Goal:
Go through each line of the records below and count those with the word "werden". Give only the count.

Data provided:
++++++

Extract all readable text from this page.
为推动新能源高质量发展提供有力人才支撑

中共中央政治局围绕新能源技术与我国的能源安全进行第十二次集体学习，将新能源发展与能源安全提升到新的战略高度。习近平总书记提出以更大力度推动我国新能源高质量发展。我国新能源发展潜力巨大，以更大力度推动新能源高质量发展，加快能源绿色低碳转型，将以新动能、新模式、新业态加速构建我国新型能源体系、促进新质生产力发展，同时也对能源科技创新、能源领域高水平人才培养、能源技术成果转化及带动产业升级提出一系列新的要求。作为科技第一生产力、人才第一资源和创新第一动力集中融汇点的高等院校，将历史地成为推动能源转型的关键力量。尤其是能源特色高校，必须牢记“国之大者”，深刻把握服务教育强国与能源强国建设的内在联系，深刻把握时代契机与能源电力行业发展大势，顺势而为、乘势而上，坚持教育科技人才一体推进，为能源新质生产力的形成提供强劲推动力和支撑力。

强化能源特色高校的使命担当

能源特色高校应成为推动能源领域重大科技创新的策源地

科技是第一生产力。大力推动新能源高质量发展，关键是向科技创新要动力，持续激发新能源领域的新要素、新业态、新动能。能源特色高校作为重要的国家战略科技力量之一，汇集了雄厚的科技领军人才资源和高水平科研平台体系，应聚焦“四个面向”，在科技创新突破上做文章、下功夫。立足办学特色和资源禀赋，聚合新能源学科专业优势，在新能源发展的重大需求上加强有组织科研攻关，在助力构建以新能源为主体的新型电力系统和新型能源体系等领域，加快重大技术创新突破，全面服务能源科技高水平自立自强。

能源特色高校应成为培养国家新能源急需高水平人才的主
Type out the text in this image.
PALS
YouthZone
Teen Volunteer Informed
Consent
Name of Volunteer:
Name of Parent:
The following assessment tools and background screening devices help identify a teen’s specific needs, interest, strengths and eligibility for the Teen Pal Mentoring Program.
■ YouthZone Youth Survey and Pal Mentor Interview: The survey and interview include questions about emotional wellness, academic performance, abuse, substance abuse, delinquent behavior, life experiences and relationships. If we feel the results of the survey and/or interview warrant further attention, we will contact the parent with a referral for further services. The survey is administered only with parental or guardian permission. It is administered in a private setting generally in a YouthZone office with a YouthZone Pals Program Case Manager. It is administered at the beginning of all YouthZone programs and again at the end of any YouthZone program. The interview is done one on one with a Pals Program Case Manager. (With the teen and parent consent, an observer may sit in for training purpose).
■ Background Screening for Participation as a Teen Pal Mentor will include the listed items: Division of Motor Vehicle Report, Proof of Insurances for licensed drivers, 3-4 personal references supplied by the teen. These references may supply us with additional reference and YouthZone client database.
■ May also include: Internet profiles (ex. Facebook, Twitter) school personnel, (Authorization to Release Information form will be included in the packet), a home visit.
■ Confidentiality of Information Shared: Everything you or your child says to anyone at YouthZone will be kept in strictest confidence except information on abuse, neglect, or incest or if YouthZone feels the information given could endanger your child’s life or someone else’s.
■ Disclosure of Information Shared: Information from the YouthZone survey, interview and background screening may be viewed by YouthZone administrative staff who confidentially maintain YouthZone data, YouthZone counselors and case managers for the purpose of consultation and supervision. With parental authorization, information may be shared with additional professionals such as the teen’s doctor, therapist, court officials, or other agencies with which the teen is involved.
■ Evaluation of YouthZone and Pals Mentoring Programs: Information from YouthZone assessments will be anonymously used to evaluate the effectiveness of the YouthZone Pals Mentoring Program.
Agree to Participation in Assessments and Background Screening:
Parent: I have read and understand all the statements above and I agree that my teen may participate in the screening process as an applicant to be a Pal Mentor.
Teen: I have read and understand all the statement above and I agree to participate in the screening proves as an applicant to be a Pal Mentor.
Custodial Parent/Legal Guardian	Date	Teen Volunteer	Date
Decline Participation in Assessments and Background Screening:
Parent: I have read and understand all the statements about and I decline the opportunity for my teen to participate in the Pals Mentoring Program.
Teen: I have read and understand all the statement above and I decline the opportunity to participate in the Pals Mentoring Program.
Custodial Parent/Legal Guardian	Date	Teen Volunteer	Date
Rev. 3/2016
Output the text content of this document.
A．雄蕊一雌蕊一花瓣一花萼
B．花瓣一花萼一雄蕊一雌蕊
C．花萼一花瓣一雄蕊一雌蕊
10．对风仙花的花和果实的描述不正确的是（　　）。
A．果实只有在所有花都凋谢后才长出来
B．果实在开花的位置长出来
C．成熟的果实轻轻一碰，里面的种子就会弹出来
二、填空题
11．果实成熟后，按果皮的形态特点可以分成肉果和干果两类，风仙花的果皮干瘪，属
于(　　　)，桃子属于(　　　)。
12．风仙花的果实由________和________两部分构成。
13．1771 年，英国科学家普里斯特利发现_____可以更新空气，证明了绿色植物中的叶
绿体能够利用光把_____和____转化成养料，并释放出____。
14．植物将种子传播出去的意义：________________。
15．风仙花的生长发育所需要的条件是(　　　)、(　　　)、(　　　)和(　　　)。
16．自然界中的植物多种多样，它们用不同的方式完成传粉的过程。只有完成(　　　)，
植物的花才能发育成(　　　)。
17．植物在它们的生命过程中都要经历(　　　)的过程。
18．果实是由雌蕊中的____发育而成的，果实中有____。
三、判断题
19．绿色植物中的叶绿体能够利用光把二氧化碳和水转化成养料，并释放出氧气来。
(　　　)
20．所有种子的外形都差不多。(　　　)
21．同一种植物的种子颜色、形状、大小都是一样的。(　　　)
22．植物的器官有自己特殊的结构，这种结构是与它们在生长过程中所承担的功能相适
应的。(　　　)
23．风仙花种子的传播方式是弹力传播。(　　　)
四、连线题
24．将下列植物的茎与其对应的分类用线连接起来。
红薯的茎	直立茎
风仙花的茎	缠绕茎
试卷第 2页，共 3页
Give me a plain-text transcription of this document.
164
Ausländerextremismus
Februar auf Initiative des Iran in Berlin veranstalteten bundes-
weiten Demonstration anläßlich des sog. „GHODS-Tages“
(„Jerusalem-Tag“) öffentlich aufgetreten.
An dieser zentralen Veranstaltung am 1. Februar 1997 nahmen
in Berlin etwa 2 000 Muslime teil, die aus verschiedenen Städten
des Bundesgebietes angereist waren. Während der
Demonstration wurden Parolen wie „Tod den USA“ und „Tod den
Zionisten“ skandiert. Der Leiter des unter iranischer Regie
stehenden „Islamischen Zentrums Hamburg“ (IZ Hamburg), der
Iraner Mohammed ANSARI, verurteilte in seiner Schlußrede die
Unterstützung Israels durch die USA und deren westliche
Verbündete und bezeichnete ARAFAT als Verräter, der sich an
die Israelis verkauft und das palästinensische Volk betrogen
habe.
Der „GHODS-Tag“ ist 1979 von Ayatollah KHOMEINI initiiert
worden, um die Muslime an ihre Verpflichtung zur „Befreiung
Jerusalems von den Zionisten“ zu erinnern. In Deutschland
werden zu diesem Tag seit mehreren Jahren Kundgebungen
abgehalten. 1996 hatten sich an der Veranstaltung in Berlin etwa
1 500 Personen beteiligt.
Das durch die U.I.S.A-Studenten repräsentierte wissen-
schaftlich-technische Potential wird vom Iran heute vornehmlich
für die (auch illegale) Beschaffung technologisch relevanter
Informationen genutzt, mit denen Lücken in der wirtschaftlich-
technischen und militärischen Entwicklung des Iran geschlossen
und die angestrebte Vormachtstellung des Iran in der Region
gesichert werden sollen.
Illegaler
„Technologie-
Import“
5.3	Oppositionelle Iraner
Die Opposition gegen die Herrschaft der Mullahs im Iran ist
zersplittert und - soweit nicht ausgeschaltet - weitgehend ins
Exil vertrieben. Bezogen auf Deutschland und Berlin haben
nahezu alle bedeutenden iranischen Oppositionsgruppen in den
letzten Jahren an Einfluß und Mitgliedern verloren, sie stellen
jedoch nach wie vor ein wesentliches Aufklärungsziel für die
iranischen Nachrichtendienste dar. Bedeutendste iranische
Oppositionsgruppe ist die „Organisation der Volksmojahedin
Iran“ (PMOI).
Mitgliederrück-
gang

++++++

Final result:
2